(Extracted material)
____________
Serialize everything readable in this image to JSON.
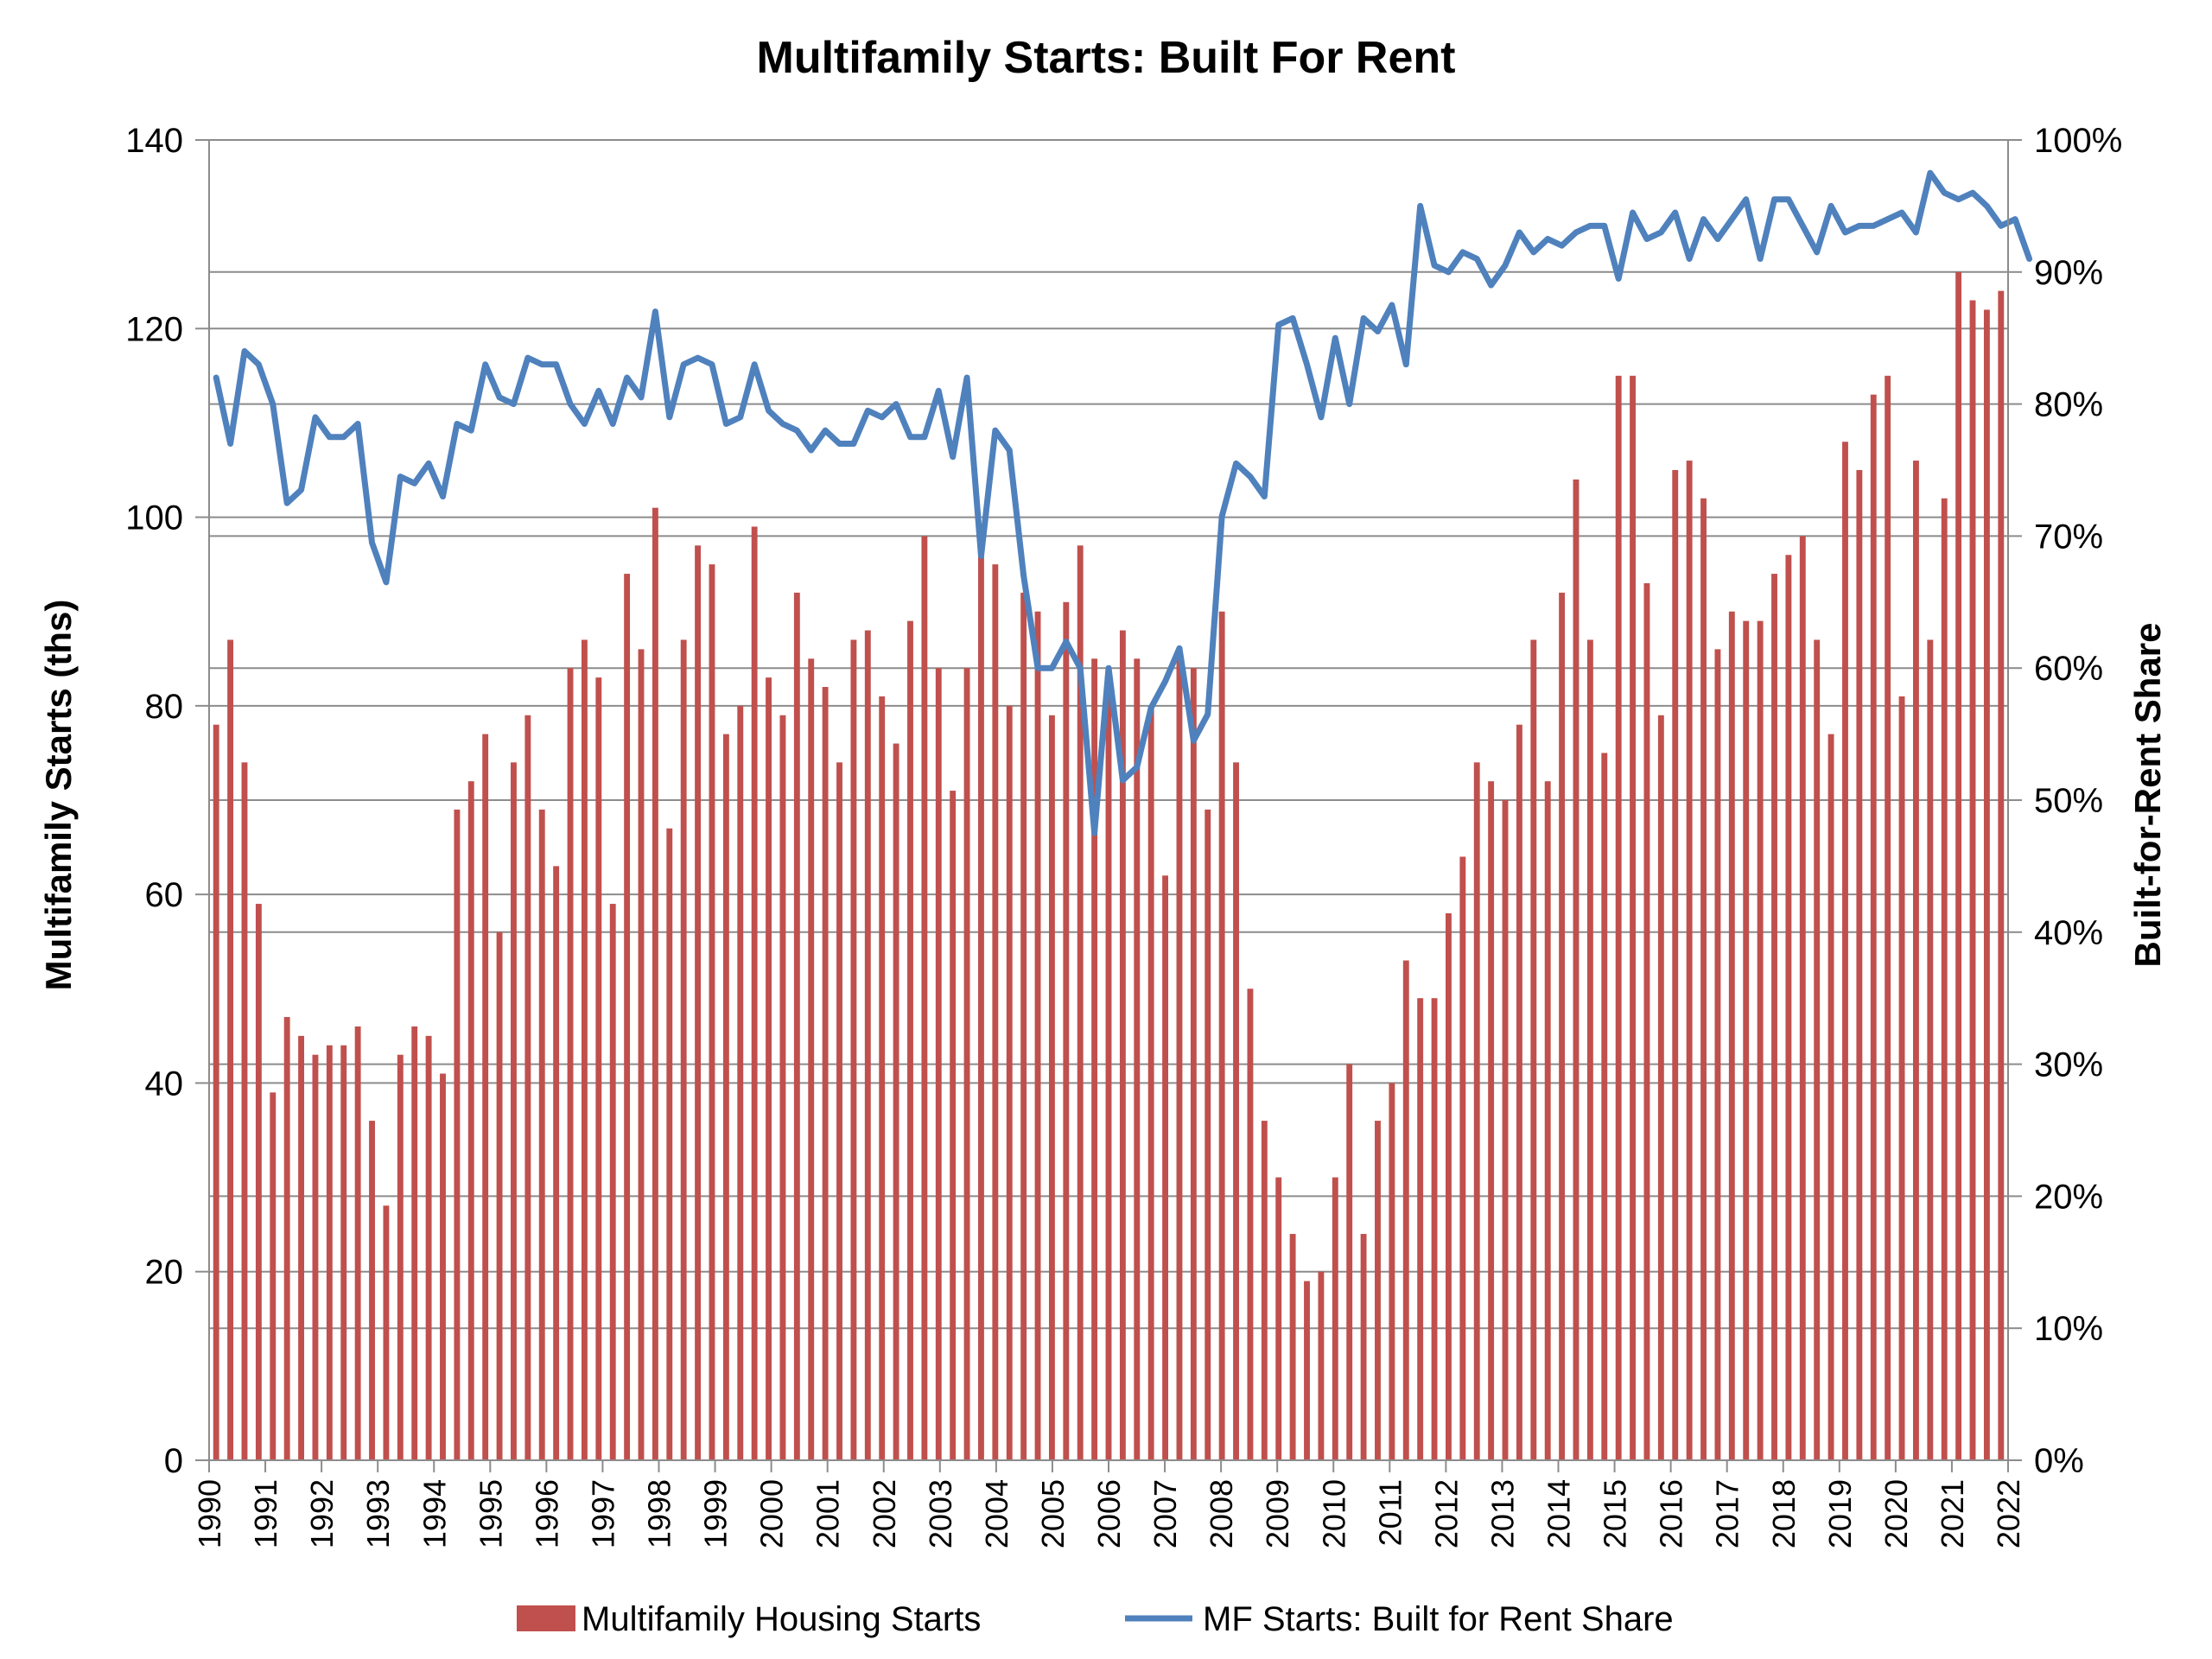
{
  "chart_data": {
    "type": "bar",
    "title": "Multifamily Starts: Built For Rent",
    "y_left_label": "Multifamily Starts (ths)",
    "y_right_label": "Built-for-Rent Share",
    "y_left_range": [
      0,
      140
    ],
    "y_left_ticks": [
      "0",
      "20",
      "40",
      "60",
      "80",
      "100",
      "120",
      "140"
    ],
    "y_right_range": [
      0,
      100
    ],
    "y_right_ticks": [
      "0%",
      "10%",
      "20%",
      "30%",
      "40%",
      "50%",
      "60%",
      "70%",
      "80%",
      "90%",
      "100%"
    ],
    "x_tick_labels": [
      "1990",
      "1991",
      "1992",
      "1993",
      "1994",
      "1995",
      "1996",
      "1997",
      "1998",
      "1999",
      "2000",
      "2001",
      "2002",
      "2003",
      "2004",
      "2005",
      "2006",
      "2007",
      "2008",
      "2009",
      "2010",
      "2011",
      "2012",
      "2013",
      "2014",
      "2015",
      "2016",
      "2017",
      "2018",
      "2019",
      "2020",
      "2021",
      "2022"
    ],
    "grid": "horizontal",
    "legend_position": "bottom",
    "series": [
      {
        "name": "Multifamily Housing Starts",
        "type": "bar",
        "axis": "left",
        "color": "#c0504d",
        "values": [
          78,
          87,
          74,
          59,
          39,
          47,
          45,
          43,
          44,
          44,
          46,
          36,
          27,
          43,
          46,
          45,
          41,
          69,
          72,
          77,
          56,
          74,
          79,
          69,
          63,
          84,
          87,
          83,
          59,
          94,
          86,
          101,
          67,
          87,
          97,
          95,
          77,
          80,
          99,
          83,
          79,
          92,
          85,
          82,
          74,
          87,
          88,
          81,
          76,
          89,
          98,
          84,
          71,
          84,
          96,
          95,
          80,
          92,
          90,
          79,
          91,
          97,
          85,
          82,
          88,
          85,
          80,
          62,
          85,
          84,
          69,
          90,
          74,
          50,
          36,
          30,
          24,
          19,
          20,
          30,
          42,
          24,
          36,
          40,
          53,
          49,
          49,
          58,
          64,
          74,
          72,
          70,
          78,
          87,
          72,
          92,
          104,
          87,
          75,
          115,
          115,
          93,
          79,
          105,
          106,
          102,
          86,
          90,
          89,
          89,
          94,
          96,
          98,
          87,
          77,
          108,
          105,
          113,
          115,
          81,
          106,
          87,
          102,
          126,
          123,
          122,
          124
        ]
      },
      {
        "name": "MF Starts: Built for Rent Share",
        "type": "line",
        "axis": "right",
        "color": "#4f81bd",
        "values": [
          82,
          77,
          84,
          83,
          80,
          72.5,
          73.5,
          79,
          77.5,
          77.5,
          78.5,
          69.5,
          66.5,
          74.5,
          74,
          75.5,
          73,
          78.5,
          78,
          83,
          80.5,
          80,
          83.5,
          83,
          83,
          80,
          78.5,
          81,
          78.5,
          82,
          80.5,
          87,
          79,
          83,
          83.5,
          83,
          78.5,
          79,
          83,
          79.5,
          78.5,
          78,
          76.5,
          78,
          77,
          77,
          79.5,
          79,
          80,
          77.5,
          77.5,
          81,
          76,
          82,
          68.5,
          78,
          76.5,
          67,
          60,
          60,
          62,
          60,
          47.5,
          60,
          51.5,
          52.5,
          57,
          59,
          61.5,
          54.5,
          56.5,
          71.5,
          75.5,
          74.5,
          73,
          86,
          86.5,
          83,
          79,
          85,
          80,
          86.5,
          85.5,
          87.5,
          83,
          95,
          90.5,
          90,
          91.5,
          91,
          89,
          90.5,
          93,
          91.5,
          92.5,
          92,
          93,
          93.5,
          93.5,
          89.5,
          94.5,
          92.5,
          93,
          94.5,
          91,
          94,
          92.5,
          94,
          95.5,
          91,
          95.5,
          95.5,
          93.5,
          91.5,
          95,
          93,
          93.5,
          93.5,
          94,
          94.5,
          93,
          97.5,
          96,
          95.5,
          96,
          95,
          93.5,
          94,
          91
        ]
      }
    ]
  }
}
____________
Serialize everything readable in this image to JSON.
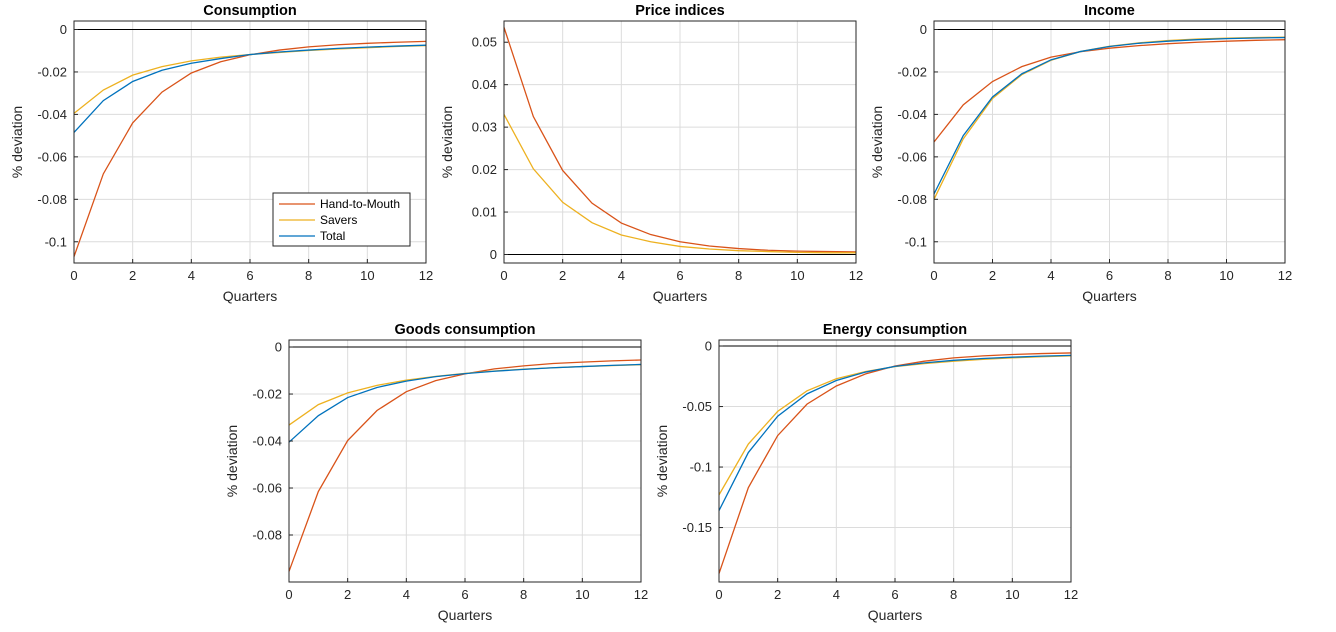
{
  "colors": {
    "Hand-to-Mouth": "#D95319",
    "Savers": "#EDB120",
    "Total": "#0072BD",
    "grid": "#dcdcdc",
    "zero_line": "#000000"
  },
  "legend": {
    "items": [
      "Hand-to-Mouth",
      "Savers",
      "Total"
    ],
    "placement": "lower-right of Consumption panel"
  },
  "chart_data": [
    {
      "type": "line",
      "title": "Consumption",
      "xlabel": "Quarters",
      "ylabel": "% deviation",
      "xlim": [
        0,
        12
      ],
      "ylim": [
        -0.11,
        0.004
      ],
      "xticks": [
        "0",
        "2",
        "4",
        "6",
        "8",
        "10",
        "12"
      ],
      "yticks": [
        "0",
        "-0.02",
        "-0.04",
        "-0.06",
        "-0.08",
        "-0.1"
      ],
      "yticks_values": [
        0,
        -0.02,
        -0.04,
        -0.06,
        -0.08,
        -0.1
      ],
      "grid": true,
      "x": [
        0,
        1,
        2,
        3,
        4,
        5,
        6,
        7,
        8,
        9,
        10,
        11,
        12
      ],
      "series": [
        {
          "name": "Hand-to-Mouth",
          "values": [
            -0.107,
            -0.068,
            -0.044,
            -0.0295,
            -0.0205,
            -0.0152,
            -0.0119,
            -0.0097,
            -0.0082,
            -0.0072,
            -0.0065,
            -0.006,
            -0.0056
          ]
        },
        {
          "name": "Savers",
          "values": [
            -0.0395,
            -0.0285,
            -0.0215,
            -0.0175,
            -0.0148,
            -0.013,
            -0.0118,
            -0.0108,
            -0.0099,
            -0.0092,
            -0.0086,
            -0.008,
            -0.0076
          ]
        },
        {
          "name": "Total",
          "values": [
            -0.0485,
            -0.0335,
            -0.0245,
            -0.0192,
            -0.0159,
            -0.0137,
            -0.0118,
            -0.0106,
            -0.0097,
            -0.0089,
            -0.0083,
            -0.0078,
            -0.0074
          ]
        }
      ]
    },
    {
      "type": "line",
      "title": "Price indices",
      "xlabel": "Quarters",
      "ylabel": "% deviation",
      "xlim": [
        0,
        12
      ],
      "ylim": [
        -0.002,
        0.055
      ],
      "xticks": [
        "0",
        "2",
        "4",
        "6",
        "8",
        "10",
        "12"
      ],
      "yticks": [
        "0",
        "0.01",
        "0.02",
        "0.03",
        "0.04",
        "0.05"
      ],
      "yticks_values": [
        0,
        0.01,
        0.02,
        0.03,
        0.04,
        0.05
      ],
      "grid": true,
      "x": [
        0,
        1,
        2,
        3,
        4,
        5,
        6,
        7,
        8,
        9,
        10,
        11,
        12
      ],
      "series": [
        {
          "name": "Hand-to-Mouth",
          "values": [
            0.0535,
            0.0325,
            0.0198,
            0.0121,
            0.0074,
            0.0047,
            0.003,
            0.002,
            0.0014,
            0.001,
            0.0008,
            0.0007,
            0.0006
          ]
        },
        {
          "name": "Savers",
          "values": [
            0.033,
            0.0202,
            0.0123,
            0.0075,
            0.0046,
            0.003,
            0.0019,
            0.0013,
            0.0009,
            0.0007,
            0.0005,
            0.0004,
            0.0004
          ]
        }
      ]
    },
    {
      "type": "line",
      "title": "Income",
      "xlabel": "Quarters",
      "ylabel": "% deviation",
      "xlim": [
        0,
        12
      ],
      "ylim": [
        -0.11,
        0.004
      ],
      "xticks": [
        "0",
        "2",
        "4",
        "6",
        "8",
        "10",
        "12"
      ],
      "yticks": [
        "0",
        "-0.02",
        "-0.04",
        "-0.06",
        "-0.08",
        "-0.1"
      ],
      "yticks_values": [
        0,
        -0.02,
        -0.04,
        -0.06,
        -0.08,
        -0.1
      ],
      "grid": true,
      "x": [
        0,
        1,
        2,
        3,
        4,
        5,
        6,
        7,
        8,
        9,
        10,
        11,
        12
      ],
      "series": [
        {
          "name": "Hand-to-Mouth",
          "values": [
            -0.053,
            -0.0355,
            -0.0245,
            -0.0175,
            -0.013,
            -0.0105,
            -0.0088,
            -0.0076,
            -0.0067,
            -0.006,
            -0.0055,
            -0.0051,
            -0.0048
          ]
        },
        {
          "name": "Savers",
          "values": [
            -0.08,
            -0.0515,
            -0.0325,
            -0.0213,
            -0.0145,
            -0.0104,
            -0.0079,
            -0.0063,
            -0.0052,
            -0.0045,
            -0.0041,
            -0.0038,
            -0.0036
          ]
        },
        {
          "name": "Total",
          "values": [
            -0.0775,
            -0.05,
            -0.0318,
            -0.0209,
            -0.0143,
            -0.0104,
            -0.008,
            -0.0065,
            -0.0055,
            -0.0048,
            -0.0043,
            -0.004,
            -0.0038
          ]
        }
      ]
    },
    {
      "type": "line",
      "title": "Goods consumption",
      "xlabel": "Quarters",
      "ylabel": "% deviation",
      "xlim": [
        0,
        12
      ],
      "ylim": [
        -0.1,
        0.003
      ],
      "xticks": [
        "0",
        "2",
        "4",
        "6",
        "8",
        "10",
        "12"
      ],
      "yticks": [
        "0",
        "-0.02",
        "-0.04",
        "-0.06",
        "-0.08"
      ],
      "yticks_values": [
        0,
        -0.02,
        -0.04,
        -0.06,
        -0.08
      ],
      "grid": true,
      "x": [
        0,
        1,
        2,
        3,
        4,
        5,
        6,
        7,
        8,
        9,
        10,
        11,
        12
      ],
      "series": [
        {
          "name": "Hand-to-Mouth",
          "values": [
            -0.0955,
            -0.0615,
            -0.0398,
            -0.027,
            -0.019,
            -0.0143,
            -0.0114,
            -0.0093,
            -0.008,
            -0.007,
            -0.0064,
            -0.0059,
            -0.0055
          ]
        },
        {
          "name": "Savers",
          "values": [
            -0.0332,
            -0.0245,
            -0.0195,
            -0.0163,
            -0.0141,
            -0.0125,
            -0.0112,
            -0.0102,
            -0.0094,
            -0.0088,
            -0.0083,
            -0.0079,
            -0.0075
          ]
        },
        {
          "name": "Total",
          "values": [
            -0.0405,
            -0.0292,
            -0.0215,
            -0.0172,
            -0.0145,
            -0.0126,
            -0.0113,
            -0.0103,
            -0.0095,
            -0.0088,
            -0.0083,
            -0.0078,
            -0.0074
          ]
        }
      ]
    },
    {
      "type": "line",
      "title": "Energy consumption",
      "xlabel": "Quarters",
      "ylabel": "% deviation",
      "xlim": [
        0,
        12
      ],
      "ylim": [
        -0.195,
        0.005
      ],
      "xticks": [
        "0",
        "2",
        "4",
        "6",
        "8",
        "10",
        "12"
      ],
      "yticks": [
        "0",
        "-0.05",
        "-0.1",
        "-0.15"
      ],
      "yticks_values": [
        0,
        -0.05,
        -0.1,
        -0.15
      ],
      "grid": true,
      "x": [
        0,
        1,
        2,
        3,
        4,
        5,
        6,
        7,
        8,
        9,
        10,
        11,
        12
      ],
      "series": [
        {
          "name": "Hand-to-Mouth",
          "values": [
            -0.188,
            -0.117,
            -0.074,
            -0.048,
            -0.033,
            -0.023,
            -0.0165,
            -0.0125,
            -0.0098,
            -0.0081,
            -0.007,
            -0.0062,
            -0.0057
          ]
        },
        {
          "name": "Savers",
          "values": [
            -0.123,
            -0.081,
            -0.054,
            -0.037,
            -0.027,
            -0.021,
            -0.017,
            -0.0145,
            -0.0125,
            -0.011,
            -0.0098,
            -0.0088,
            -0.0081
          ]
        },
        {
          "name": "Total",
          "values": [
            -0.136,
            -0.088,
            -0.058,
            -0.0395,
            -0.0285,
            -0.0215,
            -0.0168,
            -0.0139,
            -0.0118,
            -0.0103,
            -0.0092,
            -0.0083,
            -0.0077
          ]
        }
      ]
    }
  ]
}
____________
(Short exercise) Find how many of the lines above have the word "Built" in them. State only that number.

(Result of this exercise) 3